EXERCISE GOAL
What lines in the records below contain the string "page"? Copy every one.
------
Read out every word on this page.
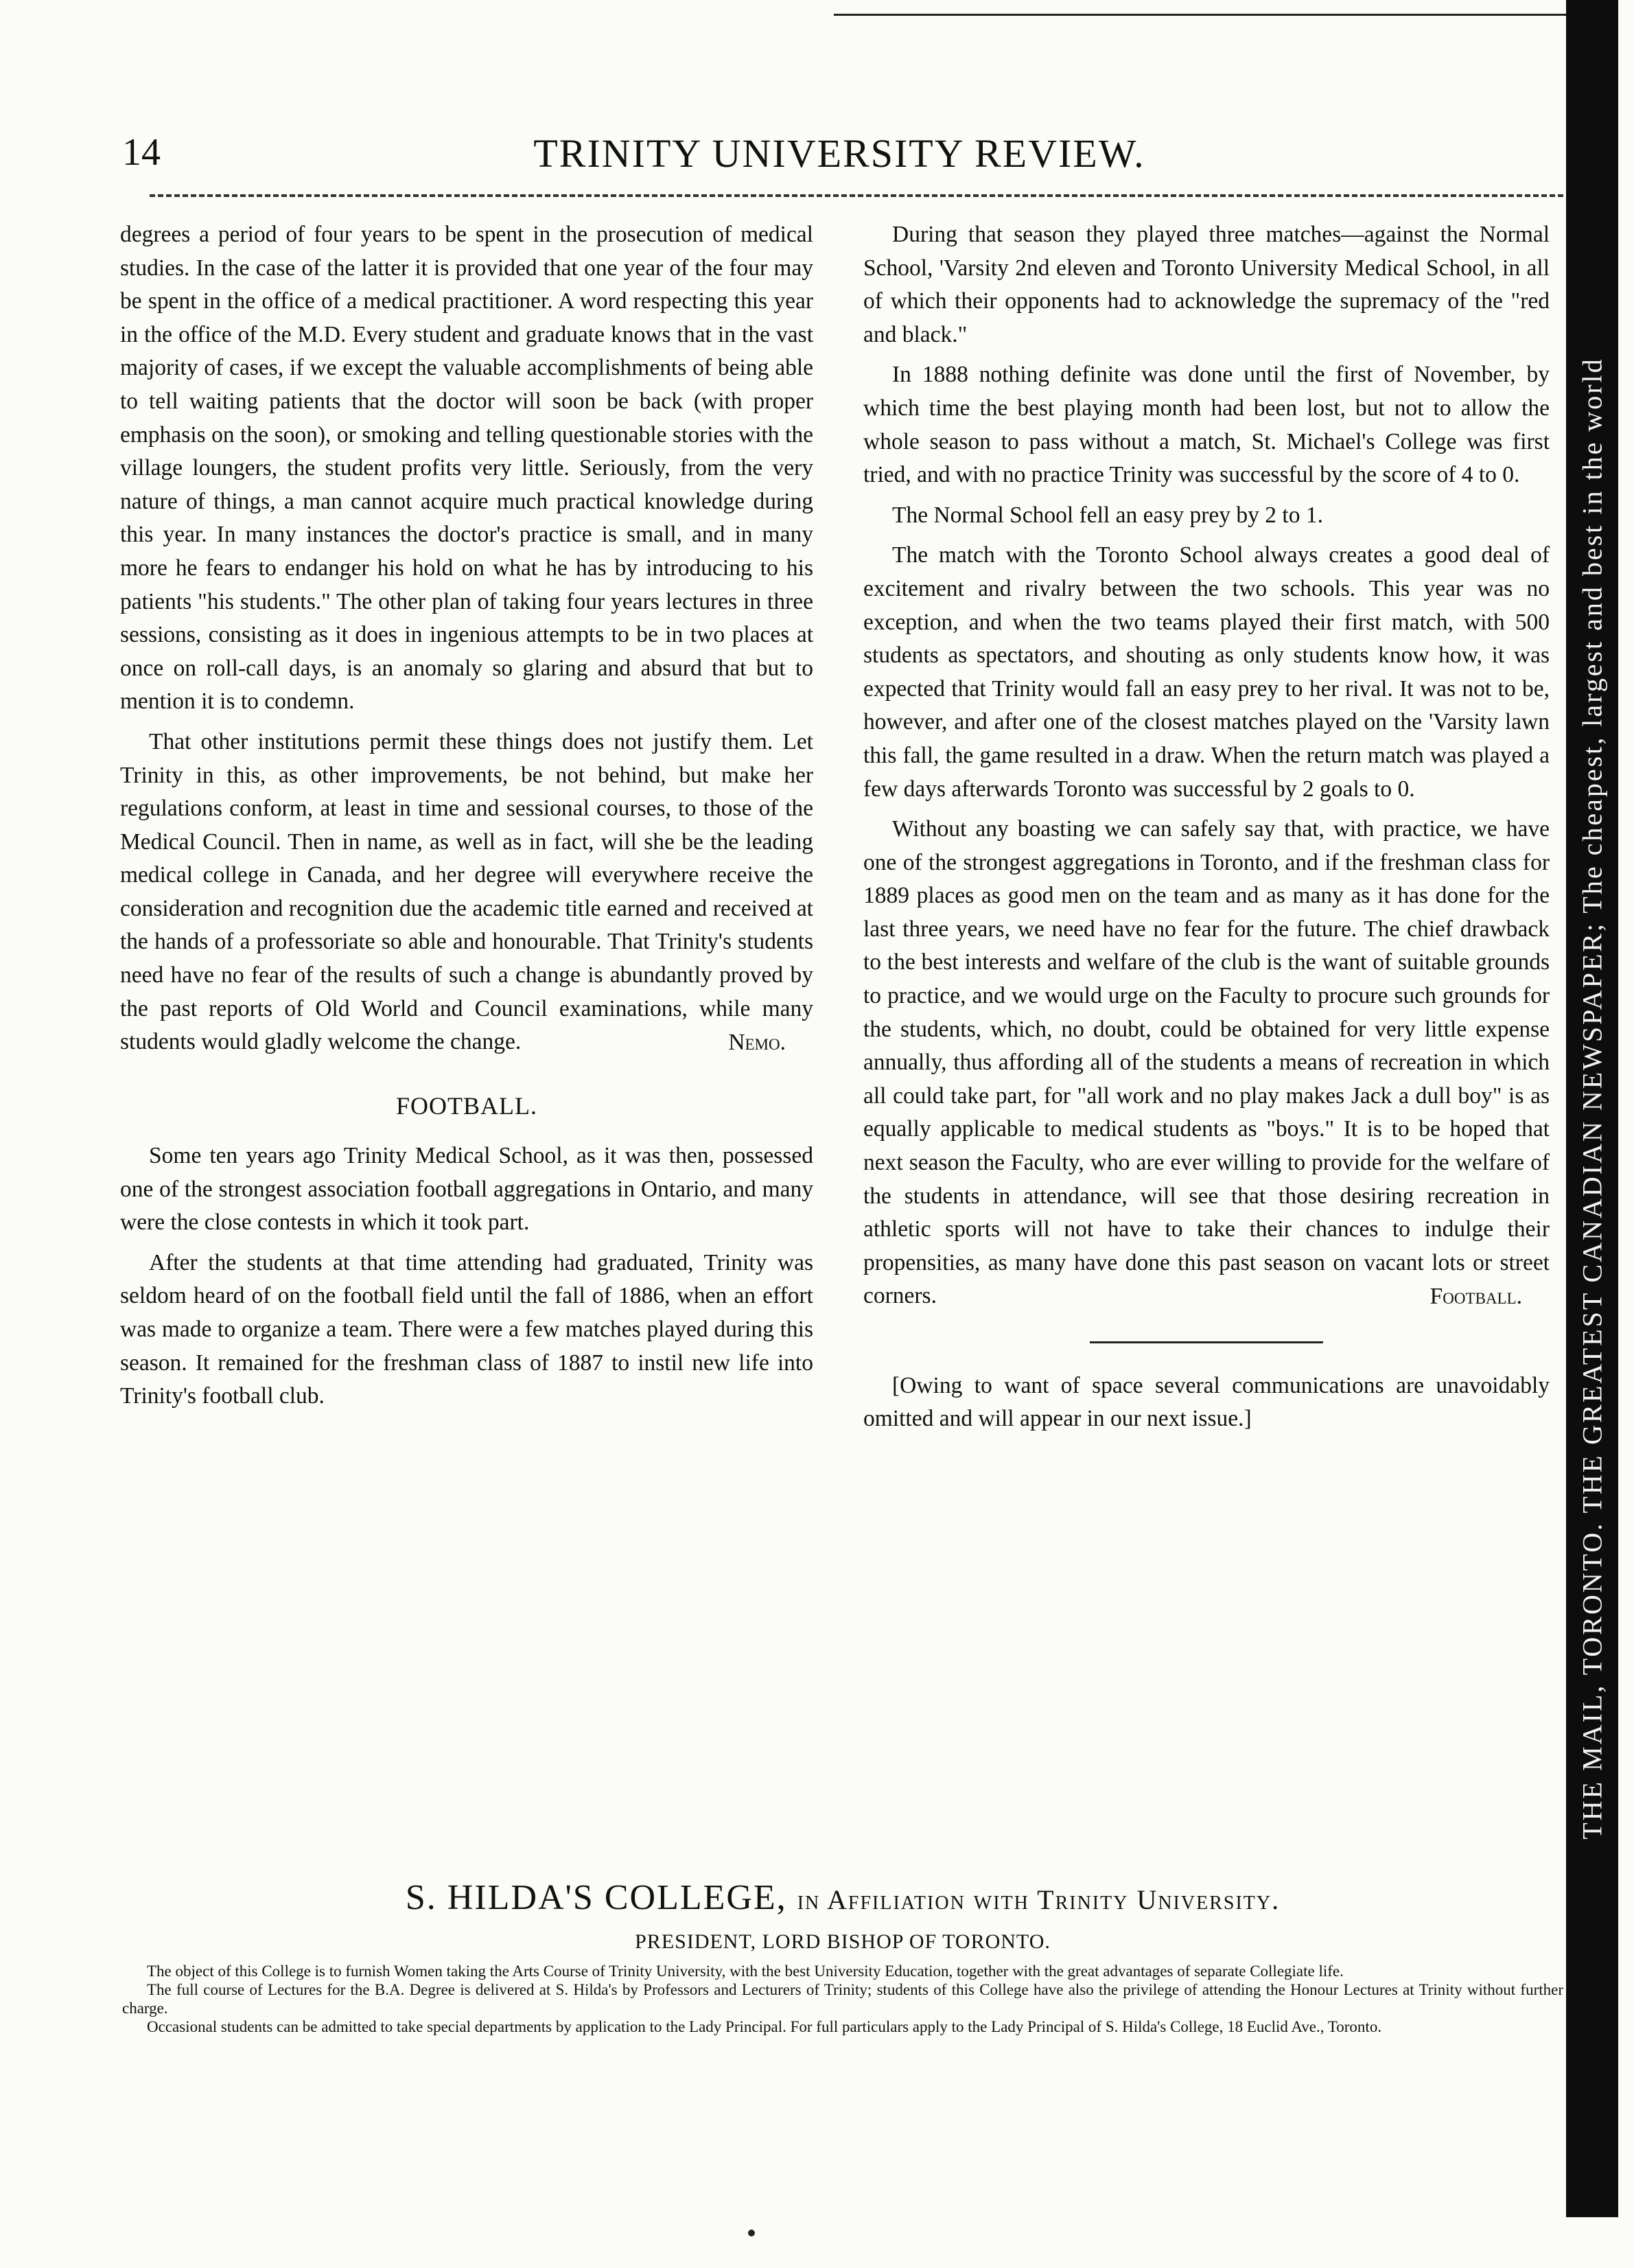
14	TRINITY UNIVERSITY REVIEW.

degrees a period of four years to be spent in the prosecution of medical studies. In the case of the latter it is provided that one year of the four may be spent in the office of a medical practitioner. A word respecting this year in the office of the M.D. Every student and graduate knows that in the vast majority of cases, if we except the valuable accomplishments of being able to tell waiting patients that the doctor will soon be back (with proper emphasis on the soon), or smoking and telling questionable stories with the village loungers, the student profits very little. Seriously, from the very nature of things, a man cannot acquire much practical knowledge during this year. In many instances the doctor's practice is small, and in many more he fears to endanger his hold on what he has by introducing to his patients "his students." The other plan of taking four years lectures in three sessions, consisting as it does in ingenious attempts to be in two places at once on roll-call days, is an anomaly so glaring and absurd that but to mention it is to condemn.

That other institutions permit these things does not justify them. Let Trinity in this, as other improvements, be not behind, but make her regulations conform, at least in time and sessional courses, to those of the Medical Council. Then in name, as well as in fact, will she be the leading medical college in Canada, and her degree will everywhere receive the consideration and recognition due the academic title earned and received at the hands of a professoriate so able and honourable. That Trinity's students need have no fear of the results of such a change is abundantly proved by the past reports of Old World and Council examinations, while many students would gladly welcome the change.	Nemo.
FOOTBALL.

Some ten years ago Trinity Medical School, as it was then, possessed one of the strongest association football aggregations in Ontario, and many were the close contests in which it took part.

After the students at that time attending had graduated, Trinity was seldom heard of on the football field until the fall of 1886, when an effort was made to organize a team. There were a few matches played during this season. It remained for the freshman class of 1887 to instil new life into Trinity's football club.

During that season they played three matches—against the Normal School, 'Varsity 2nd eleven and Toronto University Medical School, in all of which their opponents had to acknowledge the supremacy of the "red and black."

In 1888 nothing definite was done until the first of November, by which time the best playing month had been lost, but not to allow the whole season to pass without a match, St. Michael's College was first tried, and with no practice Trinity was successful by the score of 4 to 0.

The Normal School fell an easy prey by 2 to 1.

The match with the Toronto School always creates a good deal of excitement and rivalry between the two schools. This year was no exception, and when the two teams played their first match, with 500 students as spectators, and shouting as only students know how, it was expected that Trinity would fall an easy prey to her rival. It was not to be, however, and after one of the closest matches played on the 'Varsity lawn this fall, the game resulted in a draw. When the return match was played a few days afterwards Toronto was successful by 2 goals to 0.

Without any boasting we can safely say that, with practice, we have one of the strongest aggregations in Toronto, and if the freshman class for 1889 places as good men on the team and as many as it has done for the last three years, we need have no fear for the future. The chief drawback to the best interests and welfare of the club is the want of suitable grounds to practice, and we would urge on the Faculty to procure such grounds for the students, which, no doubt, could be obtained for very little expense annually, thus affording all of the students a means of recreation in which all could take part, for "all work and no play makes Jack a dull boy" is as equally applicable to medical students as "boys." It is to be hoped that next season the Faculty, who are ever willing to provide for the welfare of the students in attendance, will see that those desiring recreation in athletic sports will not have to take their chances to indulge their propensities, as many have done this past season on vacant lots or street corners.	Football.

[Owing to want of space several communications are unavoidably omitted and will appear in our next issue.]	THE MAIL, TORONTO. THE GREATEST CANADIAN NEWSPAPER; The cheapest, largest and best in the world
S. HILDA'S COLLEGE, in Affiliation with Trinity University.
PRESIDENT, LORD BISHOP OF TORONTO.

The object of this College is to furnish Women taking the Arts Course of Trinity University, with the best University Education, together with the great advantages of separate Collegiate life.

The full course of Lectures for the B.A. Degree is delivered at S. Hilda's by Professors and Lecturers of Trinity; students of this College have also the privilege of attending the Honour Lectures at Trinity without further charge.

Occasional students can be admitted to take special departments by application to the Lady Principal. For full particulars apply to the Lady Principal of S. Hilda's College, 18 Euclid Ave., Toronto.
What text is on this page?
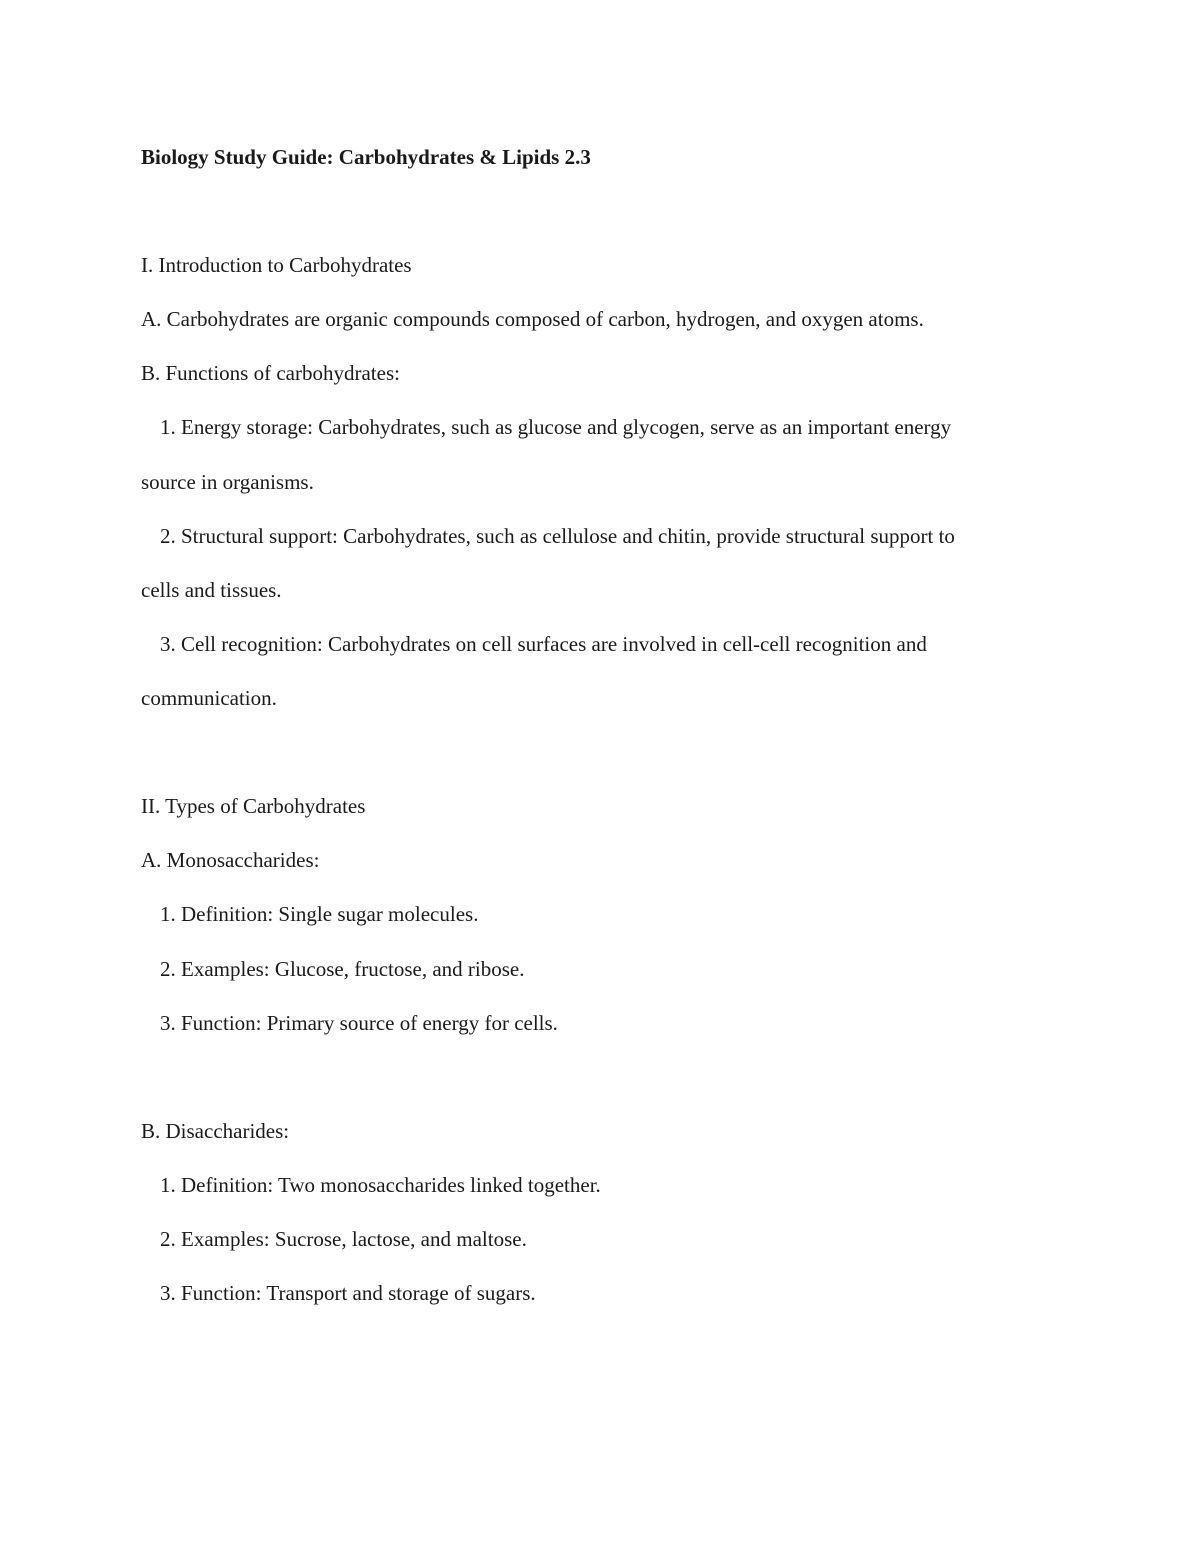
Biology Study Guide: Carbohydrates & Lipids 2.3
I. Introduction to Carbohydrates
A. Carbohydrates are organic compounds composed of carbon, hydrogen, and oxygen atoms.
B. Functions of carbohydrates:
1. Energy storage: Carbohydrates, such as glucose and glycogen, serve as an important energy
source in organisms.
2. Structural support: Carbohydrates, such as cellulose and chitin, provide structural support to
cells and tissues.
3. Cell recognition: Carbohydrates on cell surfaces are involved in cell-cell recognition and
communication.
II. Types of Carbohydrates
A. Monosaccharides:
1. Definition: Single sugar molecules.
2. Examples: Glucose, fructose, and ribose.
3. Function: Primary source of energy for cells.
B. Disaccharides:
1. Definition: Two monosaccharides linked together.
2. Examples: Sucrose, lactose, and maltose.
3. Function: Transport and storage of sugars.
------
EXPECTED ANSWER
Read out every word on this page.
What text is on this page?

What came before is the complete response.